**TEXT PASSAGE**
## start
Labor’s Fights Have Lifted Up all U.S. Workers. We Are the Reason for the Season.

By Jacob Bourne, Contributing Writer

Labor Day can mean different things to different people, but for the hardworking folks in the Building Trades, it’s more than just another national holiday. To workers, Labor Day isn’t simply a convenient date to mark the end of summer, and it isn’t merely an excuse to fire up the grill and toss back a few cold ones on an otherwise random Monday afternoon.

Instead, to workers, Labor Day is a collective reflection of the vital contributions of working people to American society.

In 1892, California Governor Henry Markham declared the first Monday in September a legally recognized Labor Day holiday in the Golden State. Labor Day became a federal holiday two years later during President Grover Cleveland’s tenure at the behest of the Labor Movement’s campaigns.
## end
Stored records:
## start
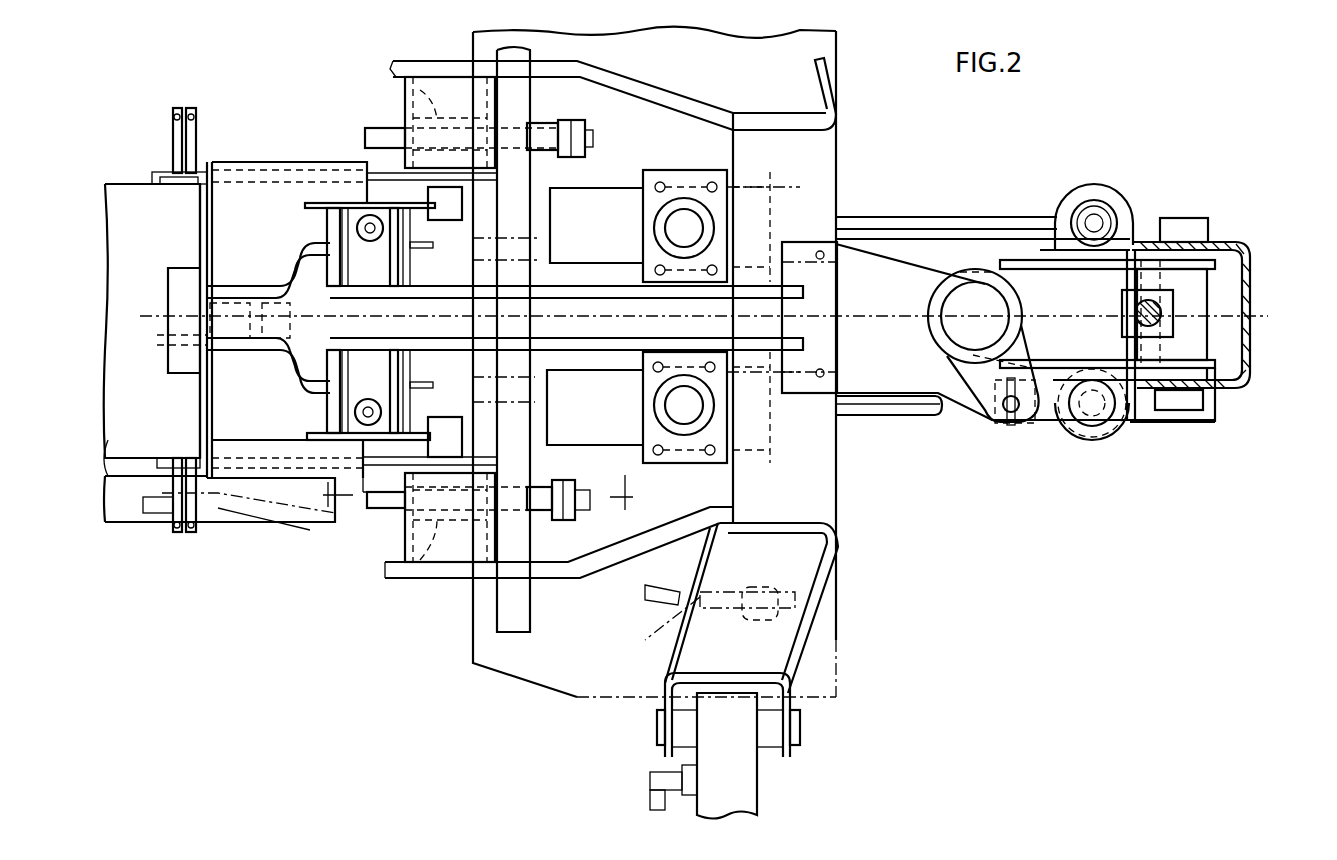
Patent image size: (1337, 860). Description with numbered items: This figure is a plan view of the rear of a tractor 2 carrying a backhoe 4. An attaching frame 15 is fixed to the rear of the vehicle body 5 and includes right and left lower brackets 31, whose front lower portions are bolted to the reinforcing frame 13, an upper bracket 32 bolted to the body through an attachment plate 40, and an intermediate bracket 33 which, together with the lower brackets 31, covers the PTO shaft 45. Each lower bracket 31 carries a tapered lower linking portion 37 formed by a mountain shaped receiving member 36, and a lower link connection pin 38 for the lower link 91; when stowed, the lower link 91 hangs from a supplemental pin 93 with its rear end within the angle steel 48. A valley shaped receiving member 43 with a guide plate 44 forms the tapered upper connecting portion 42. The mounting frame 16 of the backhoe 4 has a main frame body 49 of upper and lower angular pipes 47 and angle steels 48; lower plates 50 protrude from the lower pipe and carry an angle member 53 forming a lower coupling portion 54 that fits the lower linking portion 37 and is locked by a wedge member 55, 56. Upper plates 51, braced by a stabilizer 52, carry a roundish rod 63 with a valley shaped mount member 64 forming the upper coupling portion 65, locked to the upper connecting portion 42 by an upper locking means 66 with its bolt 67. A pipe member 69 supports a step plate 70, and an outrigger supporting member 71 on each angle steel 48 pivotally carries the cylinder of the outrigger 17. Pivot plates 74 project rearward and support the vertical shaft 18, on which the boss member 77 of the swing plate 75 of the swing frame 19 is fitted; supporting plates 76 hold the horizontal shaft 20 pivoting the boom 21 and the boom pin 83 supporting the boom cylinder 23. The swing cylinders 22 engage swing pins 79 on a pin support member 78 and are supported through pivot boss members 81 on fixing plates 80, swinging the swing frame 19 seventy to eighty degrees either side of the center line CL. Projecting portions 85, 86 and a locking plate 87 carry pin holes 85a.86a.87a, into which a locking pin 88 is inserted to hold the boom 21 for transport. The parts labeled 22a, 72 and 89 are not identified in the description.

The tractor 2 is at (136, 148).
The backhoe 4 is at (975, 115).
The vehicle body 5 is at (128, 440).
The reinforcing frame 13 is at (128, 522).
The attaching frame 15 is at (252, 158).
The mounting frame 16 is at (468, 605).
The outrigger 17 is at (802, 738).
The vertical shaft 18 is at (962, 300).
The swing frame 19 is at (1090, 148).
The horizontal shaft 20 is at (1200, 230).
The boom 21 is at (1252, 285).
The swing cylinder 22 is at (625, 300).
The shaft arm 22a is at (1005, 222).
The boom cylinder 23 is at (1160, 308).
The lower bracket 31 is at (342, 500).
The upper bracket 32 is at (258, 300).
The intermediate bracket 33 is at (207, 437).
The mountain shaped receiving member 36 is at (402, 520).
The lower linking portion 37 is at (395, 72).
The lower link connection pin 38 is at (197, 535).
The attachment plate 40 is at (170, 292).
The upper connecting portion 42 is at (322, 216).
The valley shaped receiving member 43 is at (320, 390).
The guide plate 44 is at (315, 435).
The PTO shaft 45 is at (168, 343).
The angular pipe 47 is at (830, 530).
The angle steel 48 is at (838, 95).
The main frame body 49 is at (893, 505).
The lower plate 50 is at (614, 100).
The upper plate 51 is at (648, 300).
The stabilizer 52 is at (452, 300).
The angle member 53 is at (500, 110).
The lower coupling portion 54 is at (403, 100).
The wedge member 55 is at (365, 137).
The wedge member 56 is at (380, 515).
The roundish rod 63 is at (350, 318).
The valley shaped mount member 64 is at (345, 372).
The upper coupling portion 65 is at (412, 244).
The upper locking means 66 is at (378, 240).
The bolt 67 is at (372, 240).
The pipe member 69 is at (525, 212).
The step plate 70 is at (600, 697).
The outrigger supporting member 71 is at (792, 682).
The roller 72 is at (750, 790).
The pivot plate 74 is at (850, 262).
The swing plate 75 is at (1020, 250).
The supporting plate 76 is at (1060, 250).
The boss member 77 is at (940, 300).
The pin support member 78 is at (1138, 235).
The swing pin 79 is at (684, 226).
The fixing plate 80 is at (645, 235).
The pivot boss member 81 is at (720, 220).
The boom pin 83 is at (1125, 285).
The projecting portion 85 is at (985, 412).
The pin holes 85a.86a.87a is at (1013, 425).
The projecting portion 86 is at (1038, 420).
The locking plate 87 is at (1192, 415).
The locking pin 88 is at (1008, 422).
The bar 89 is at (963, 417).
The lower link 91 is at (250, 500).
The supplemental pin 93 is at (180, 535).
The center line CL is at (704, 351).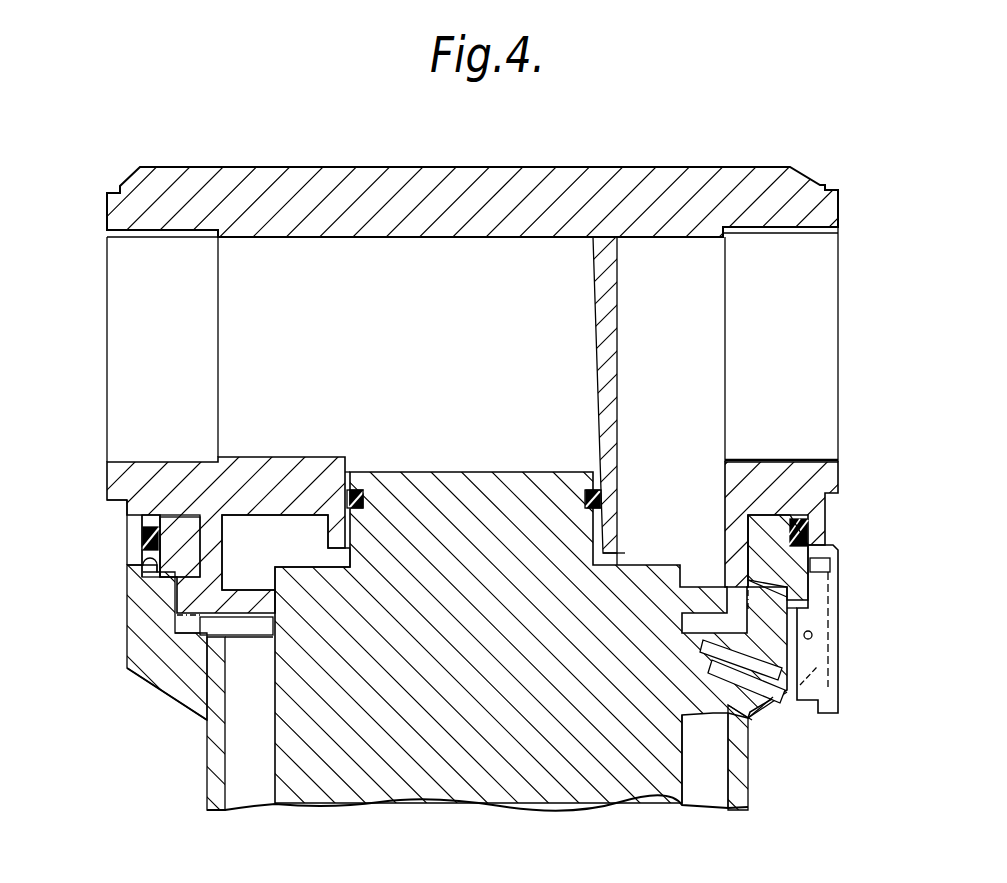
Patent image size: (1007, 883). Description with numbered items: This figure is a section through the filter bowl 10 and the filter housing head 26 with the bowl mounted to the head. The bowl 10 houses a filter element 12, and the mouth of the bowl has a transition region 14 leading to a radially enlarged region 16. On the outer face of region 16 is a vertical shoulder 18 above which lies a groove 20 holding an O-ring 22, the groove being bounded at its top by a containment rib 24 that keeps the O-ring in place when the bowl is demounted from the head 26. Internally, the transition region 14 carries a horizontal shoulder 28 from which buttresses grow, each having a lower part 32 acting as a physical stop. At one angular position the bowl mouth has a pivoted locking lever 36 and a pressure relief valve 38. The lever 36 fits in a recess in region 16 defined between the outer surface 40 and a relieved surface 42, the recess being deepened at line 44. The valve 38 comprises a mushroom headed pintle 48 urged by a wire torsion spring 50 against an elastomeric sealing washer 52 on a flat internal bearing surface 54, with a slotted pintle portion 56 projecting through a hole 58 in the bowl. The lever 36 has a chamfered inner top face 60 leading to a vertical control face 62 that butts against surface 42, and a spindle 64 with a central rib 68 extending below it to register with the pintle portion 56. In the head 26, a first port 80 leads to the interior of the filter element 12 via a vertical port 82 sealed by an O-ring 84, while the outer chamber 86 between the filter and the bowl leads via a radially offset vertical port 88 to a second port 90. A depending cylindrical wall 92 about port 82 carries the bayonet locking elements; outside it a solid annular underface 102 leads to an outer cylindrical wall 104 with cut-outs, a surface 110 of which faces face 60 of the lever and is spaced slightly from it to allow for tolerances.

The filter bowl 10 is at (748, 807).
The filter element 12 is at (273, 753).
The transition region 14 is at (172, 698).
The radially enlarged region 16 is at (140, 612).
The vertical shoulder 18 is at (150, 578).
The groove 20 is at (150, 540).
The O-ring 22 is at (150, 540).
The containment rib 24 is at (157, 520).
The filter housing head 26 is at (438, 164).
The horizontal shoulder 28 is at (203, 637).
The lower part of buttress 32 is at (243, 625).
The locking lever 36 is at (839, 670).
The pressure relief valve 38 is at (792, 713).
The outer surface 40 is at (832, 605).
The relieved surface 42 is at (827, 587).
The line 44 is at (808, 592).
The mushroom headed pintle 48 is at (723, 667).
The wire torsion spring 50 is at (707, 640).
The elastomeric sealing washer 52 is at (720, 713).
The internal bearing surface 54 is at (752, 720).
The pintle portion 56 is at (782, 708).
The hole 58 is at (763, 630).
The chamfered inner top face 60 is at (813, 557).
The vertical control face 62 is at (830, 565).
The spindle 64 is at (812, 635).
The central rib 68 is at (810, 690).
The first port 80 is at (173, 334).
The vertical port 82 is at (352, 488).
The O-ring 84 is at (366, 496).
The outer chamber 86 is at (723, 774).
The radially offset vertical port 88 is at (688, 438).
The second port 90 is at (798, 334).
The depending cylindrical wall 92 is at (224, 540).
The solid annular underface 102 is at (178, 518).
The outer cylindrical wall 104 is at (125, 520).
The surface of cut-out 110 is at (820, 540).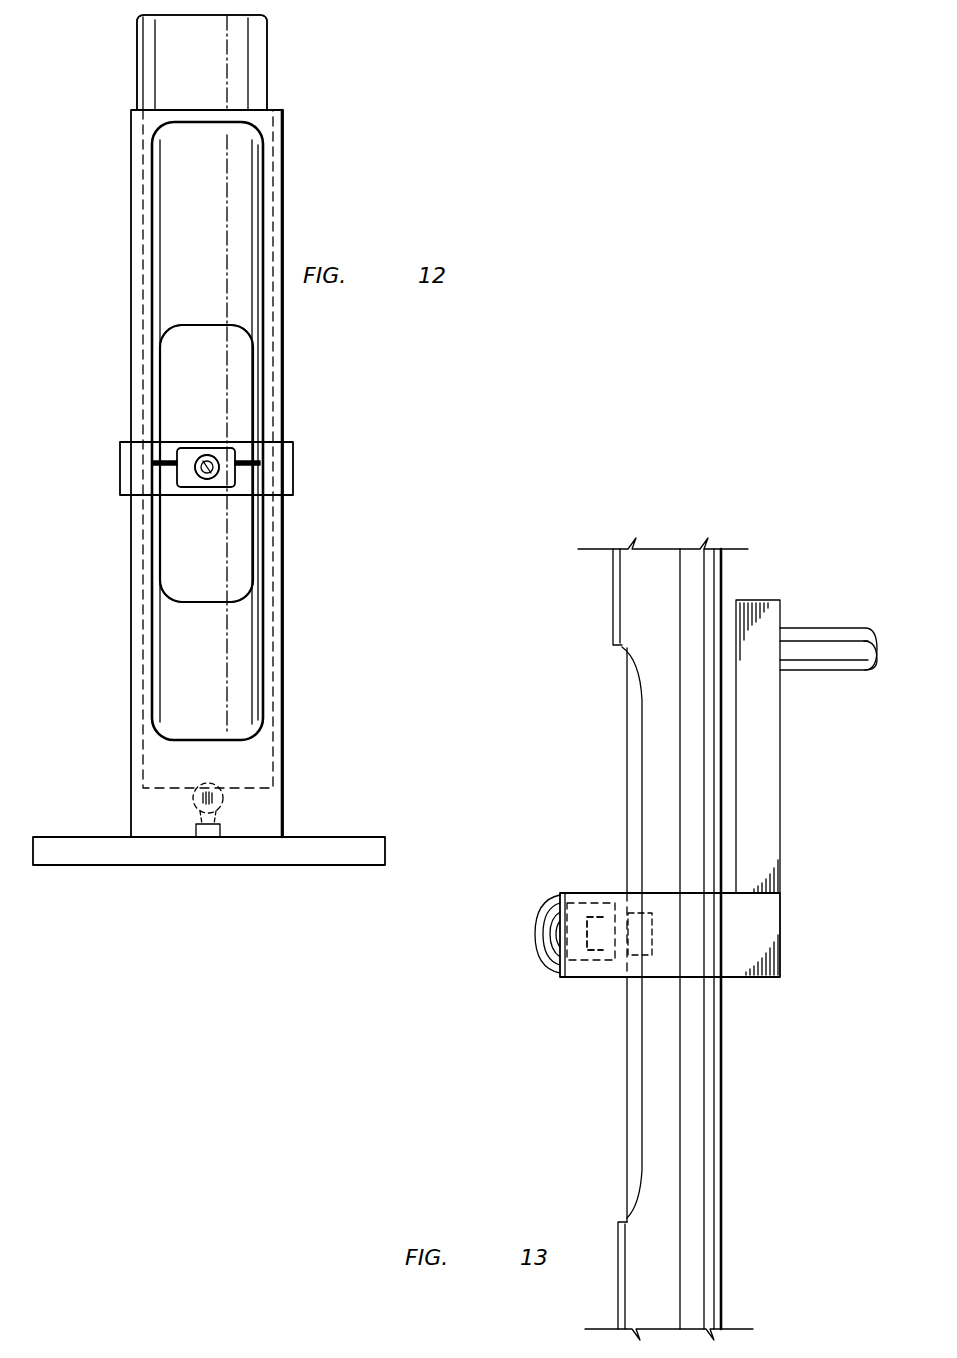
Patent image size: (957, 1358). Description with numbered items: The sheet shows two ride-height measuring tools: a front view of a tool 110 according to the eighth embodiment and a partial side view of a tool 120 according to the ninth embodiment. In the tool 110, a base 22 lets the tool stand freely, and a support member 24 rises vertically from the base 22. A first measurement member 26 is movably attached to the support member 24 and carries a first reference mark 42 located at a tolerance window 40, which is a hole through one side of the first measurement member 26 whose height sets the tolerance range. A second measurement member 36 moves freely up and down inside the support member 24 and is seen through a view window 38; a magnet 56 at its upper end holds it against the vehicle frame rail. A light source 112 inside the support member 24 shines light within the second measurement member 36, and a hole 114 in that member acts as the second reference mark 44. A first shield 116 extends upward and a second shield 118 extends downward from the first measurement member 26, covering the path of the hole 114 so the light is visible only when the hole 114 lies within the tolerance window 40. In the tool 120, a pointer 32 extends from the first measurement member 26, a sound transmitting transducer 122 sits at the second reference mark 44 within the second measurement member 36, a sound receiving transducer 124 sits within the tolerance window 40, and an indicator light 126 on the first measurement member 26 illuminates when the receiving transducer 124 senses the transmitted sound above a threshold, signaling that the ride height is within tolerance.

In FIG. 12, the base 22 is at (338, 836).
In FIG. 12, the support member 24 is at (284, 200).
In FIG. 13, the support member 24 is at (612, 600).
In FIG. 12, the first measurement member 26 is at (294, 470).
In FIG. 13, the first measurement member 26 is at (782, 960).
In FIG. 13, the pointer 32 is at (830, 628).
In FIG. 12, the second measurement member 36 is at (275, 70).
In FIG. 13, the second measurement member 36 is at (626, 792).
In FIG. 12, the view window 38 is at (153, 180).
In FIG. 13, the view window 38 is at (640, 735).
In FIG. 12, the tolerance window 40 is at (233, 470).
In FIG. 13, the tolerance window 40 is at (600, 976).
In FIG. 12, the first reference mark 42 is at (165, 463).
In FIG. 12, the second reference mark 44 is at (195, 473).
In FIG. 13, the second reference mark 44 is at (650, 945).
In FIG. 12, the magnet 56 is at (270, 18).
In FIG. 12, the tool 110 is at (102, 632).
In FIG. 12, the light source 112 is at (212, 787).
In FIG. 12, the hole 114 is at (206, 460).
In FIG. 12, the first shield 116 is at (206, 463).
In FIG. 12, the second shield 118 is at (206, 463).
In FIG. 13, the tool 120 is at (790, 566).
In FIG. 13, the sound transmitting transducer 122 is at (655, 920).
In FIG. 13, the sound receiving transducer 124 is at (600, 905).
In FIG. 13, the indicator light 126 is at (545, 960).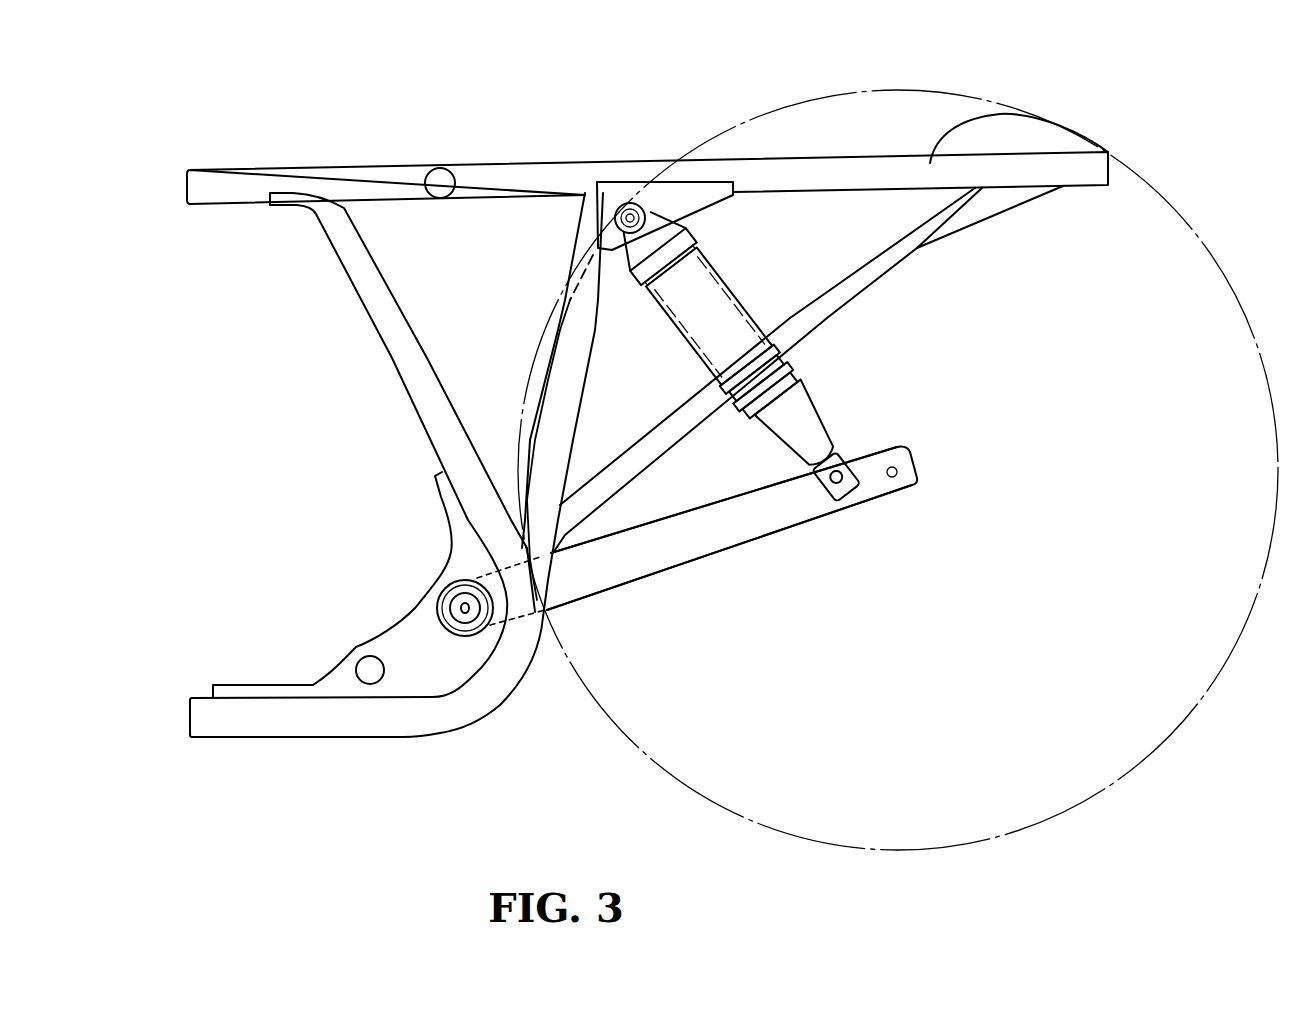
## end
**REQUIRED TASK**
According to the Labor Day article, which California governor declared the first Monday in September a legal holiday, and in what year? The items are separate from the Labor Day article and have no connection to it.

**SOLUTION TO THE PROBLEM**
Governor Henry Markham, in 1892.